- STATED GOAL: How many lines in this data contain the string "colors"? Reply with the number only.

- DATA LINES:

»»

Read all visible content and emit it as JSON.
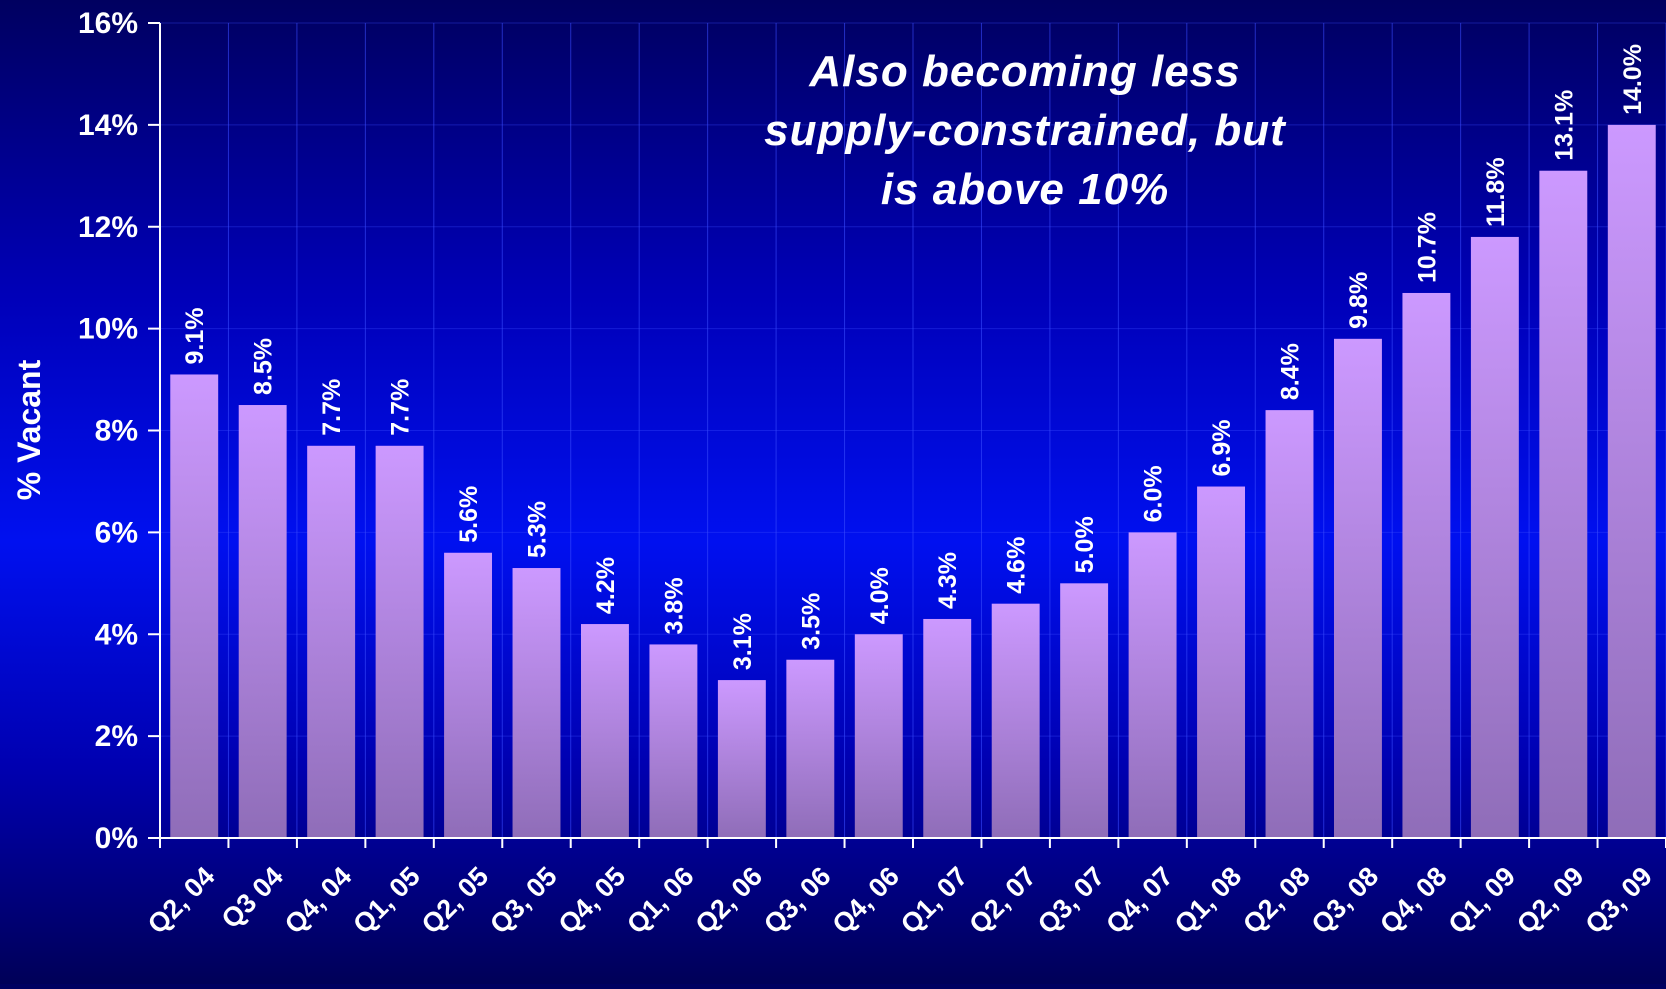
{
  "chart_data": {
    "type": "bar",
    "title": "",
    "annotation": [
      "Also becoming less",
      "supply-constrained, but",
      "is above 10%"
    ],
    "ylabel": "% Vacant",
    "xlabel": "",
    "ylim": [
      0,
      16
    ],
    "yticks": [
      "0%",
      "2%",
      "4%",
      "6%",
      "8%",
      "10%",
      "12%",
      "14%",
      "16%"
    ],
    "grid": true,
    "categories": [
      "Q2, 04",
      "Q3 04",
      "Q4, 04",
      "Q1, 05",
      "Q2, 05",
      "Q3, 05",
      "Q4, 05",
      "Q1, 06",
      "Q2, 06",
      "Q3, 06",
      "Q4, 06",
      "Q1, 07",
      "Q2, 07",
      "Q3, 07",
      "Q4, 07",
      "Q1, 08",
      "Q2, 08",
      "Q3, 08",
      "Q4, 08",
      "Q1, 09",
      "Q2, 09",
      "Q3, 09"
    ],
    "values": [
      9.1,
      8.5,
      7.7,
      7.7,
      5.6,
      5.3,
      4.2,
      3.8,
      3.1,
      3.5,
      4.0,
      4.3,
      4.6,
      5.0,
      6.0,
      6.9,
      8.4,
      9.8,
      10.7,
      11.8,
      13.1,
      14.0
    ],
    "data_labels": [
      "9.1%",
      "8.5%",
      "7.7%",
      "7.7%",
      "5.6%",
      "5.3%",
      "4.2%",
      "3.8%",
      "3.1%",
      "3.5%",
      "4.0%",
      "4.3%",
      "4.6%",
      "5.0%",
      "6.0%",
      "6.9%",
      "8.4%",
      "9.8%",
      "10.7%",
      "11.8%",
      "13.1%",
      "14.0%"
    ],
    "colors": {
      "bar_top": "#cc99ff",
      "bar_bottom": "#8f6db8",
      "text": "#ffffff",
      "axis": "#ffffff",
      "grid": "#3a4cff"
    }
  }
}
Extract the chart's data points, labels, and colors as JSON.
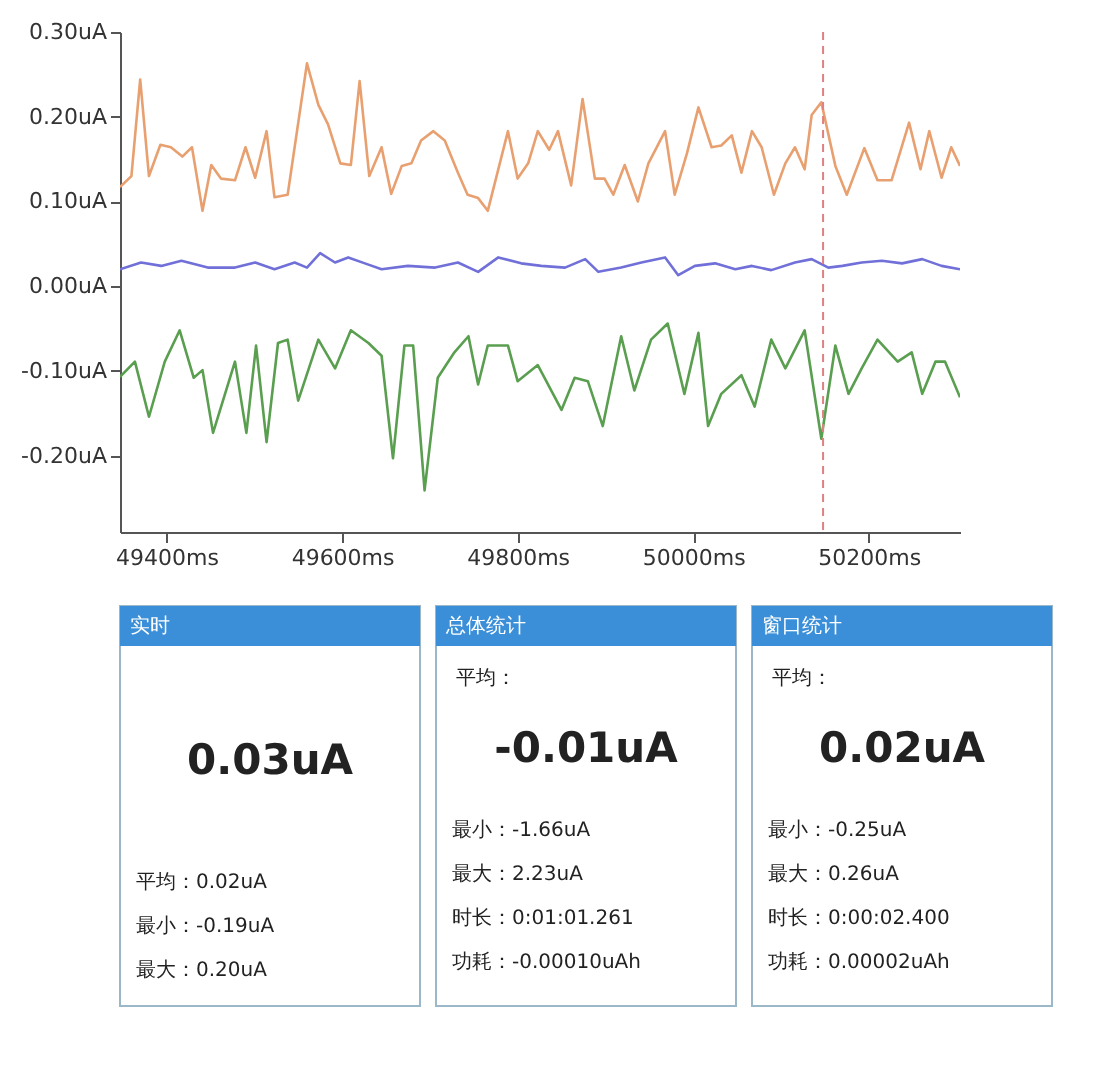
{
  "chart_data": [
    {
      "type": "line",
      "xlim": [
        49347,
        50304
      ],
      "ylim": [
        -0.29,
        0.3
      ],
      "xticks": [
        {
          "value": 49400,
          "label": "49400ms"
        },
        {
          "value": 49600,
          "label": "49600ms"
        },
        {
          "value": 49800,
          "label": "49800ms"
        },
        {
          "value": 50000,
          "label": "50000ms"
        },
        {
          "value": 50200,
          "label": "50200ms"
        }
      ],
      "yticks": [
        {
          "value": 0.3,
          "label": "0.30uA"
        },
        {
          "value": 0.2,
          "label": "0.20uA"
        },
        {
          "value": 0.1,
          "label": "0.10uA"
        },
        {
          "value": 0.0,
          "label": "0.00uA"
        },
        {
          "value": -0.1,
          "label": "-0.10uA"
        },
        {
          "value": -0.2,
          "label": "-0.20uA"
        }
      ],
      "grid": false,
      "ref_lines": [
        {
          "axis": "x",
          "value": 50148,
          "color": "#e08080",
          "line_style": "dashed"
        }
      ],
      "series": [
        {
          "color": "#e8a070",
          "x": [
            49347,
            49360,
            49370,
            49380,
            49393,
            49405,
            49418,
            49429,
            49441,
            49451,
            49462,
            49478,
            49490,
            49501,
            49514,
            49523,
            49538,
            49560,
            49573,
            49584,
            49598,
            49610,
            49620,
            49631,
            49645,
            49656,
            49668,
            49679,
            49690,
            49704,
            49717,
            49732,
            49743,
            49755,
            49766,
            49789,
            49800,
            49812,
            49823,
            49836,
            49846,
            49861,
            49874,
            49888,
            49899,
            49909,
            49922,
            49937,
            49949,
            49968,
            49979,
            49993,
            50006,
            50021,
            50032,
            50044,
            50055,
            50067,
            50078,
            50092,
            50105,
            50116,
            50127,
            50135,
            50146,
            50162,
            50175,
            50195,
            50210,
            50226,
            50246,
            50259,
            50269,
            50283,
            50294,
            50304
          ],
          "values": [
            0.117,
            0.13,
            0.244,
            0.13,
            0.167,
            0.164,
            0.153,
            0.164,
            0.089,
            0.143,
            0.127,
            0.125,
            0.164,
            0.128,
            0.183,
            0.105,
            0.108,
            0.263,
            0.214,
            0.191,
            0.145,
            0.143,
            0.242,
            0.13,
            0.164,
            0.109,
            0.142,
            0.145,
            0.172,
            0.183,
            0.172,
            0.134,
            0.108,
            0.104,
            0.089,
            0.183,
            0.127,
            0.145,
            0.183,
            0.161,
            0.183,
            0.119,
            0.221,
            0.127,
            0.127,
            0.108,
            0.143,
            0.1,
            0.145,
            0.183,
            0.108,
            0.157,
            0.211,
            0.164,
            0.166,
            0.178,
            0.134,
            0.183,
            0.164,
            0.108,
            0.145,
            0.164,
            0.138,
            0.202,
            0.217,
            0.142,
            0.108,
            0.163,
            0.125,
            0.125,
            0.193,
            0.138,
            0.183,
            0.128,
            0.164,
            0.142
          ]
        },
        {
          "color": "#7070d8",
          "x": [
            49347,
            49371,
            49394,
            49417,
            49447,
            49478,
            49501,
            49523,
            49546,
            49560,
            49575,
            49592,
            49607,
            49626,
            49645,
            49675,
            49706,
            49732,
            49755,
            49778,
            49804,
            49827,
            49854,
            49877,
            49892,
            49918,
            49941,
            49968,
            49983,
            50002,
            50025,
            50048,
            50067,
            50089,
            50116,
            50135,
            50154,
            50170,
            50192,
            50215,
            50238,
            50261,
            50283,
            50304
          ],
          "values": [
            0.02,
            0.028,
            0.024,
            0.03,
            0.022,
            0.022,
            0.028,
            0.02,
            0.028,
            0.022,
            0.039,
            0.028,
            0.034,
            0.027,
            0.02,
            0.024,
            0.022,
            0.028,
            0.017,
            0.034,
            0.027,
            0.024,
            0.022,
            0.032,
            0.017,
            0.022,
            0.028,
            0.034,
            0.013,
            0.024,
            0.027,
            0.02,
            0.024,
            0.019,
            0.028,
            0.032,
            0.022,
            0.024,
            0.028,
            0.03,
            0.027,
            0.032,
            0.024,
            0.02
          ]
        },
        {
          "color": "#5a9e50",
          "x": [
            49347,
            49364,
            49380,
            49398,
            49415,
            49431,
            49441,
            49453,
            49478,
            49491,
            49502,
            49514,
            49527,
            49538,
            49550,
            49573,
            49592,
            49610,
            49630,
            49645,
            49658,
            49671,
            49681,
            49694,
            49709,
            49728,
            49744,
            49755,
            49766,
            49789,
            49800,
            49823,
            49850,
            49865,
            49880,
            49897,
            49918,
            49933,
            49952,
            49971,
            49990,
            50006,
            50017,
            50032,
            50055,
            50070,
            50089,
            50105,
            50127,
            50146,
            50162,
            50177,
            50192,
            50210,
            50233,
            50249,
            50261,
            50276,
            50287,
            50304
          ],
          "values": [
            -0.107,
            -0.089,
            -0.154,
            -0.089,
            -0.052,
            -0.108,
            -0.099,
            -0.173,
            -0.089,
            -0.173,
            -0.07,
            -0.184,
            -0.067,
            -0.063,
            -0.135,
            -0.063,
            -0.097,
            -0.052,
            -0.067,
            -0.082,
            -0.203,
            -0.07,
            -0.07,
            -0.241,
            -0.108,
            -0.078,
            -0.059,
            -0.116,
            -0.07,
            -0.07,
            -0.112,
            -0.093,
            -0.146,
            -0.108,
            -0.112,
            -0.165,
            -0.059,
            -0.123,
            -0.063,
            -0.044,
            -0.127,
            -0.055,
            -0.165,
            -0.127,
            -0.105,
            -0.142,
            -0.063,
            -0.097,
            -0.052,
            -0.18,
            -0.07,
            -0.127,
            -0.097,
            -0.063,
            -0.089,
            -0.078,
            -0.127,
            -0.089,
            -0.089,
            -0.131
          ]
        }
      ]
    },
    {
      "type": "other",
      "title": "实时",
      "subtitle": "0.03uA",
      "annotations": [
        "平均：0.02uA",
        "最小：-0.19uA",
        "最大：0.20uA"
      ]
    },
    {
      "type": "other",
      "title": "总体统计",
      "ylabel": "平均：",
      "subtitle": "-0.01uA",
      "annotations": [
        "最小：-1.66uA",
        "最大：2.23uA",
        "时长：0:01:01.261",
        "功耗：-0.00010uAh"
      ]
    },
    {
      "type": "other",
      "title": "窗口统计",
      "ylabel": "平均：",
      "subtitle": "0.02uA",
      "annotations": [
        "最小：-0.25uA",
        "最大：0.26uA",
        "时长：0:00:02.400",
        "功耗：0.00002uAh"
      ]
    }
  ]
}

««

- SOLUTION FOR THIS PROBLEM: 2